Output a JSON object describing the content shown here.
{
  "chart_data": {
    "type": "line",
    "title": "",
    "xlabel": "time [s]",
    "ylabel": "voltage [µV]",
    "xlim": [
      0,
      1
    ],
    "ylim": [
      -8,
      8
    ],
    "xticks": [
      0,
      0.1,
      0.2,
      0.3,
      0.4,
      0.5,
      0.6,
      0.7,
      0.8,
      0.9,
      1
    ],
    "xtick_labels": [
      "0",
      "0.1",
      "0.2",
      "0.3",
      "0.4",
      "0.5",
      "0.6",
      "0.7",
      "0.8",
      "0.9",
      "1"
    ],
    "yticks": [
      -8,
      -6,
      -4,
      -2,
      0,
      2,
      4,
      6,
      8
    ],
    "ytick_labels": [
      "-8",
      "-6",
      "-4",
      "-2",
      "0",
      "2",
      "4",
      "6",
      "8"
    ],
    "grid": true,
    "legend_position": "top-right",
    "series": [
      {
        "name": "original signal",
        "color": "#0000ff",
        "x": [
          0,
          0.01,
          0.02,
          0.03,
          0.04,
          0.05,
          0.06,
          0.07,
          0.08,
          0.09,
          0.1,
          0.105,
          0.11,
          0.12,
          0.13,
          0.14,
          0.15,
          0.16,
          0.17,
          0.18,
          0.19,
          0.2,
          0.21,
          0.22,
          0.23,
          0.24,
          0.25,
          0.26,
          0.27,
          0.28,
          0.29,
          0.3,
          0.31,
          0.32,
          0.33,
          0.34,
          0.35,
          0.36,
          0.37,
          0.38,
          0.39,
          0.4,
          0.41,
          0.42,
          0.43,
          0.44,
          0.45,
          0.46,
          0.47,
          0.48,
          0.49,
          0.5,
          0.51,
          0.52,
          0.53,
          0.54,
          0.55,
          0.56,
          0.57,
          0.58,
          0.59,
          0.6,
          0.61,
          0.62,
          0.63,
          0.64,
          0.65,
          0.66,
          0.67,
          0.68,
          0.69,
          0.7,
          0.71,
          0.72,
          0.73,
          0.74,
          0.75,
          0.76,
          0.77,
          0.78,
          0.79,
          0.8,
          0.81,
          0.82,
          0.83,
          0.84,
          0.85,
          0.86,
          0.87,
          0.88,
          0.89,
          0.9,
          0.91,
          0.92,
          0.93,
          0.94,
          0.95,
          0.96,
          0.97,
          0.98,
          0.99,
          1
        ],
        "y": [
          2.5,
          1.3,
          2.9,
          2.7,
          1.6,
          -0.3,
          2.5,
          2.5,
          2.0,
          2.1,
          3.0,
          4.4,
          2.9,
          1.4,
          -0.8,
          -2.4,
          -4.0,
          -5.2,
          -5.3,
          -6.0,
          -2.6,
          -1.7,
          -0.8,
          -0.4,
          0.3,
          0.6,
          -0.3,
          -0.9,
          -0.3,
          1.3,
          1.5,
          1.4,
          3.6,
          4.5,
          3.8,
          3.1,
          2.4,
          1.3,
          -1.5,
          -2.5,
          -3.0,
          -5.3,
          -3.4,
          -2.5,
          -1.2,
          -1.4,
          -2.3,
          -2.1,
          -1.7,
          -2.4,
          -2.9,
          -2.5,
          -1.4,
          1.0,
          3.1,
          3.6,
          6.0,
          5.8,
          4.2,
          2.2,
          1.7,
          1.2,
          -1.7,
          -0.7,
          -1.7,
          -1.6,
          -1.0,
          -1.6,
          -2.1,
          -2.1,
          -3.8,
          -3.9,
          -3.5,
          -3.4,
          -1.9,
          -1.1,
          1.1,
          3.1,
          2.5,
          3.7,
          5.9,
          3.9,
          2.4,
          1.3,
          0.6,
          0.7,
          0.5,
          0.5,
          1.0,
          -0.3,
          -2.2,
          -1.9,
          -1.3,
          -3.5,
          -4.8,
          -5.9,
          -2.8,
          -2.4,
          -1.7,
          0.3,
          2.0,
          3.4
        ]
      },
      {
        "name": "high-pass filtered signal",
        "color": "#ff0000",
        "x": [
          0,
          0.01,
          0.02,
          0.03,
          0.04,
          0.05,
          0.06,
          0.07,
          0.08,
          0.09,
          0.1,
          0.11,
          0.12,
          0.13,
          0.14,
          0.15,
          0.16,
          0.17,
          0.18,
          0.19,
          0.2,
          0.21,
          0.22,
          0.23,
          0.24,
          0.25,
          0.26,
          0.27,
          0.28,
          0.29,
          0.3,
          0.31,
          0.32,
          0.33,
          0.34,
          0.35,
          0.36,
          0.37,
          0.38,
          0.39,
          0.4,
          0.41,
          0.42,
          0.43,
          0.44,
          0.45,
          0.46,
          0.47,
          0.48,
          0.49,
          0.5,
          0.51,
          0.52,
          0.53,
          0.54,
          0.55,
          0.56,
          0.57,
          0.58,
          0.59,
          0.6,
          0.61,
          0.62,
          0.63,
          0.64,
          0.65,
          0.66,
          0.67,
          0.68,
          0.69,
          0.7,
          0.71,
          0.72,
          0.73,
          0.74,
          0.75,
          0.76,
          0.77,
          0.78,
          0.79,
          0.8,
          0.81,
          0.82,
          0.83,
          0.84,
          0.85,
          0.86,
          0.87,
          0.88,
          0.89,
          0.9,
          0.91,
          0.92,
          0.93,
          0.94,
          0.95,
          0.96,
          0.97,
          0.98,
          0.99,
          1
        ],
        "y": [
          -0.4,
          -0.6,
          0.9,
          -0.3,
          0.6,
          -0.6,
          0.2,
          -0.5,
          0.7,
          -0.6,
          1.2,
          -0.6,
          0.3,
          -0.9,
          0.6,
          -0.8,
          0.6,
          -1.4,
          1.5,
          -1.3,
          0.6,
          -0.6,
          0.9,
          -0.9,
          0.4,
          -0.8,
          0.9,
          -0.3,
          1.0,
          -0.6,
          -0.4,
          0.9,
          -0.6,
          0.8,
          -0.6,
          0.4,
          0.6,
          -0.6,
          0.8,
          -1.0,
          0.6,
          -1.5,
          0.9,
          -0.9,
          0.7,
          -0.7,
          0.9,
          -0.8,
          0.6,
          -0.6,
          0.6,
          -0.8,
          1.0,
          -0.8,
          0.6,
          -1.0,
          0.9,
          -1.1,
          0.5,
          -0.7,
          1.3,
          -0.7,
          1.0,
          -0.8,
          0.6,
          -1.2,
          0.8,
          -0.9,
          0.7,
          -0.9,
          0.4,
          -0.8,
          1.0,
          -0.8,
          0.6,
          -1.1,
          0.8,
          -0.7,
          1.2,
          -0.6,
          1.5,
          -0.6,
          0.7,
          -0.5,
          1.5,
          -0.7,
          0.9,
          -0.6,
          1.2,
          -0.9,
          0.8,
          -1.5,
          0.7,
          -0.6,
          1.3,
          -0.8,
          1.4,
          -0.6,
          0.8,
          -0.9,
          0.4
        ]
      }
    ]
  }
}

▸ Given problem: Return every record above exactly as it appears.

▸ Final result:
Output a JSON object describing the content shown here.
{
  "chart_data": {
    "type": "line",
    "title": "",
    "xlabel": "time [s]",
    "ylabel": "voltage [µV]",
    "xlim": [
      0,
      1
    ],
    "ylim": [
      -8,
      8
    ],
    "xticks": [
      0,
      0.1,
      0.2,
      0.3,
      0.4,
      0.5,
      0.6,
      0.7,
      0.8,
      0.9,
      1
    ],
    "xtick_labels": [
      "0",
      "0.1",
      "0.2",
      "0.3",
      "0.4",
      "0.5",
      "0.6",
      "0.7",
      "0.8",
      "0.9",
      "1"
    ],
    "yticks": [
      -8,
      -6,
      -4,
      -2,
      0,
      2,
      4,
      6,
      8
    ],
    "ytick_labels": [
      "-8",
      "-6",
      "-4",
      "-2",
      "0",
      "2",
      "4",
      "6",
      "8"
    ],
    "grid": true,
    "legend_position": "top-right",
    "series": [
      {
        "name": "original signal",
        "color": "#0000ff",
        "x": [
          0,
          0.01,
          0.02,
          0.03,
          0.04,
          0.05,
          0.06,
          0.07,
          0.08,
          0.09,
          0.1,
          0.105,
          0.11,
          0.12,
          0.13,
          0.14,
          0.15,
          0.16,
          0.17,
          0.18,
          0.19,
          0.2,
          0.21,
          0.22,
          0.23,
          0.24,
          0.25,
          0.26,
          0.27,
          0.28,
          0.29,
          0.3,
          0.31,
          0.32,
          0.33,
          0.34,
          0.35,
          0.36,
          0.37,
          0.38,
          0.39,
          0.4,
          0.41,
          0.42,
          0.43,
          0.44,
          0.45,
          0.46,
          0.47,
          0.48,
          0.49,
          0.5,
          0.51,
          0.52,
          0.53,
          0.54,
          0.55,
          0.56,
          0.57,
          0.58,
          0.59,
          0.6,
          0.61,
          0.62,
          0.63,
          0.64,
          0.65,
          0.66,
          0.67,
          0.68,
          0.69,
          0.7,
          0.71,
          0.72,
          0.73,
          0.74,
          0.75,
          0.76,
          0.77,
          0.78,
          0.79,
          0.8,
          0.81,
          0.82,
          0.83,
          0.84,
          0.85,
          0.86,
          0.87,
          0.88,
          0.89,
          0.9,
          0.91,
          0.92,
          0.93,
          0.94,
          0.95,
          0.96,
          0.97,
          0.98,
          0.99,
          1
        ],
        "y": [
          2.5,
          1.3,
          2.9,
          2.7,
          1.6,
          -0.3,
          2.5,
          2.5,
          2.0,
          2.1,
          3.0,
          4.4,
          2.9,
          1.4,
          -0.8,
          -2.4,
          -4.0,
          -5.2,
          -5.3,
          -6.0,
          -2.6,
          -1.7,
          -0.8,
          -0.4,
          0.3,
          0.6,
          -0.3,
          -0.9,
          -0.3,
          1.3,
          1.5,
          1.4,
          3.6,
          4.5,
          3.8,
          3.1,
          2.4,
          1.3,
          -1.5,
          -2.5,
          -3.0,
          -5.3,
          -3.4,
          -2.5,
          -1.2,
          -1.4,
          -2.3,
          -2.1,
          -1.7,
          -2.4,
          -2.9,
          -2.5,
          -1.4,
          1.0,
          3.1,
          3.6,
          6.0,
          5.8,
          4.2,
          2.2,
          1.7,
          1.2,
          -1.7,
          -0.7,
          -1.7,
          -1.6,
          -1.0,
          -1.6,
          -2.1,
          -2.1,
          -3.8,
          -3.9,
          -3.5,
          -3.4,
          -1.9,
          -1.1,
          1.1,
          3.1,
          2.5,
          3.7,
          5.9,
          3.9,
          2.4,
          1.3,
          0.6,
          0.7,
          0.5,
          0.5,
          1.0,
          -0.3,
          -2.2,
          -1.9,
          -1.3,
          -3.5,
          -4.8,
          -5.9,
          -2.8,
          -2.4,
          -1.7,
          0.3,
          2.0,
          3.4
        ]
      },
      {
        "name": "high-pass filtered signal",
        "color": "#ff0000",
        "x": [
          0,
          0.01,
          0.02,
          0.03,
          0.04,
          0.05,
          0.06,
          0.07,
          0.08,
          0.09,
          0.1,
          0.11,
          0.12,
          0.13,
          0.14,
          0.15,
          0.16,
          0.17,
          0.18,
          0.19,
          0.2,
          0.21,
          0.22,
          0.23,
          0.24,
          0.25,
          0.26,
          0.27,
          0.28,
          0.29,
          0.3,
          0.31,
          0.32,
          0.33,
          0.34,
          0.35,
          0.36,
          0.37,
          0.38,
          0.39,
          0.4,
          0.41,
          0.42,
          0.43,
          0.44,
          0.45,
          0.46,
          0.47,
          0.48,
          0.49,
          0.5,
          0.51,
          0.52,
          0.53,
          0.54,
          0.55,
          0.56,
          0.57,
          0.58,
          0.59,
          0.6,
          0.61,
          0.62,
          0.63,
          0.64,
          0.65,
          0.66,
          0.67,
          0.68,
          0.69,
          0.7,
          0.71,
          0.72,
          0.73,
          0.74,
          0.75,
          0.76,
          0.77,
          0.78,
          0.79,
          0.8,
          0.81,
          0.82,
          0.83,
          0.84,
          0.85,
          0.86,
          0.87,
          0.88,
          0.89,
          0.9,
          0.91,
          0.92,
          0.93,
          0.94,
          0.95,
          0.96,
          0.97,
          0.98,
          0.99,
          1
        ],
        "y": [
          -0.4,
          -0.6,
          0.9,
          -0.3,
          0.6,
          -0.6,
          0.2,
          -0.5,
          0.7,
          -0.6,
          1.2,
          -0.6,
          0.3,
          -0.9,
          0.6,
          -0.8,
          0.6,
          -1.4,
          1.5,
          -1.3,
          0.6,
          -0.6,
          0.9,
          -0.9,
          0.4,
          -0.8,
          0.9,
          -0.3,
          1.0,
          -0.6,
          -0.4,
          0.9,
          -0.6,
          0.8,
          -0.6,
          0.4,
          0.6,
          -0.6,
          0.8,
          -1.0,
          0.6,
          -1.5,
          0.9,
          -0.9,
          0.7,
          -0.7,
          0.9,
          -0.8,
          0.6,
          -0.6,
          0.6,
          -0.8,
          1.0,
          -0.8,
          0.6,
          -1.0,
          0.9,
          -1.1,
          0.5,
          -0.7,
          1.3,
          -0.7,
          1.0,
          -0.8,
          0.6,
          -1.2,
          0.8,
          -0.9,
          0.7,
          -0.9,
          0.4,
          -0.8,
          1.0,
          -0.8,
          0.6,
          -1.1,
          0.8,
          -0.7,
          1.2,
          -0.6,
          1.5,
          -0.6,
          0.7,
          -0.5,
          1.5,
          -0.7,
          0.9,
          -0.6,
          1.2,
          -0.9,
          0.8,
          -1.5,
          0.7,
          -0.6,
          1.3,
          -0.8,
          1.4,
          -0.6,
          0.8,
          -0.9,
          0.4
        ]
      }
    ]
  }
}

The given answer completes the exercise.